=== Estratto del testo ===

Il processo urbanistico di quell'area interna del territorio municipale
che viene comunemente definito << Vallecrosia alta >> (o << vecchia >>) è discusso e discutibile per tradizione critica.
La pietra miliare di ogni discussione è costituita dal Lamboglia che,
dopo difEcili sondaggi sul campo e su diversi documenti e repertori, annotò
in un suo fondamentale lavoro:
<< Vallecrosia: Valecrosa - 1487 in Vallecrosia (doc. in F. ROSSI, II
comune di Camporosso, p. 17); 1558 "via publica qua itur ad locum Valliscroxie" (perg. Com. Vent.); sec. seg. Vallecrosia passim.
Il paese, anche per
le sue caratteristiche architettoniche, non è molto più antico del sec. XV, e
deve essere stato fondato ex novo alla fine del medio-evo come una villa
del Comune di Ventimiglia, della cui circoscrizione costituì poi uno degli
" otto luoghi ".
Alquanto anteriore sarà il nome della Valle da cui il paese
ha tratto il nome, ma non di molto giacché sino
al secolo XIII l'appellativo corrente era quello di "Vallis Vernonis" (cfr. il
n. 143).
Antica è la deformazione in Vallecrosia, che è rimasto però nella
pronuncia " Valle incavata ", dal comune aggettivo "crosu" ("corrosus", Rew
2257). Cfr. in Provenza Villecroze (Var) - Valcroissant (Die) >> '.
Gran parte di queste osservazioni paiono ancor oggi rigorose ed inconfutabili, anche se dati, acquisiti di recente e proposti in questa sede in
occasione della discussione sugli edifici di culto, lasciano aperta l'ipotesi di
interventi urbanistici, secondari a precarie attività insediative, maturati ben
prima del 1400.
Molte confortate riflessioni inducono infatti a meditare
sull'eventualita di antichissimi insediamenti rustici venutisi a concentrare
nell'area dell'attuale << Vallecrosia alta >> e, più in generale per tutto il territorio segnato da questo luogo sino alla località dei "Piani"come già
segnalò Laura Balletto.
Un ruolo utile per la conoscenza
della vicenda umana medioevale in queste terre può essere costituito dalla
consultazione degli atti rogati dal ducentesco notaio Giovanni de
Amandolesio.
Questi operò infatti a Ventimiglia dal 1256 al 1264 quasi
continuativamente (salvo casuali spostamenti a Dolceacqua, Genova e Rapallo): dall'analisi del prezioso materiale si ricuperano infatti notazioni di
estrema utilita sulla vita di relazione nel territorio soggetto a Ventimiglia.
Dalle ricerche viene confortata l'affermazione del Lamboglia relativamente al fatto che il toponimo << Vallecrosia >> sia relativamente tardo: in
antico per l'area territoriale che si sta esaminando era usata la nominazione
alquanto generica di in territorio Ventimilii, in valle Vervonis (o Vervoni)

=== Dati forniti ===

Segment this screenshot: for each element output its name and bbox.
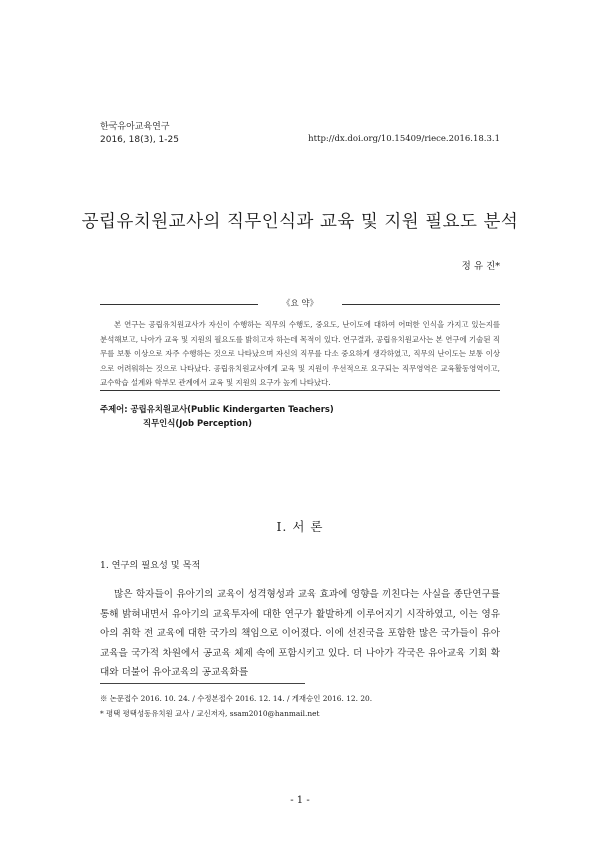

===

=== Compito assegnato ===
Riprendi il testo sulle origini urbanistiche di Vallecrosia alta e portalo avanti da dove termina.

=== Risposta ===
o quella più determinante di in Vervono (erroneamente documentato da
Gerolamo Rossi, il Lamboglia, nell'opera citata, accettò la lezione Vernone
la interpretò dal lato etimologico come << verno oscura >> e, contestualmente
non seppe giustificarsi la comparsa nel XVIII secolo del toponimo << Verbone >>, che è in definitiva un idronimo).
Il Verbona (var. Verbone) è come noto il torrente che taglia in due
parti Vallecrosia costiera e ad oriente del quale esiste il nucleo urbano del
borgo << medioevale >>: è dal punto di vista glottologico l'evoluzione "Vervonis (Vervoni, Vervono) in Verbona (Verbone)" risulta facilmente spiegabile.
In antico per indicare l'area di Vallecrosia si privilegiava quindi una
diversa nominazione ricavata con un artificio linguistico: oggi traducibile
nell'espressione << nel territorio di Ventimiglia, nella valle del Verbone >>.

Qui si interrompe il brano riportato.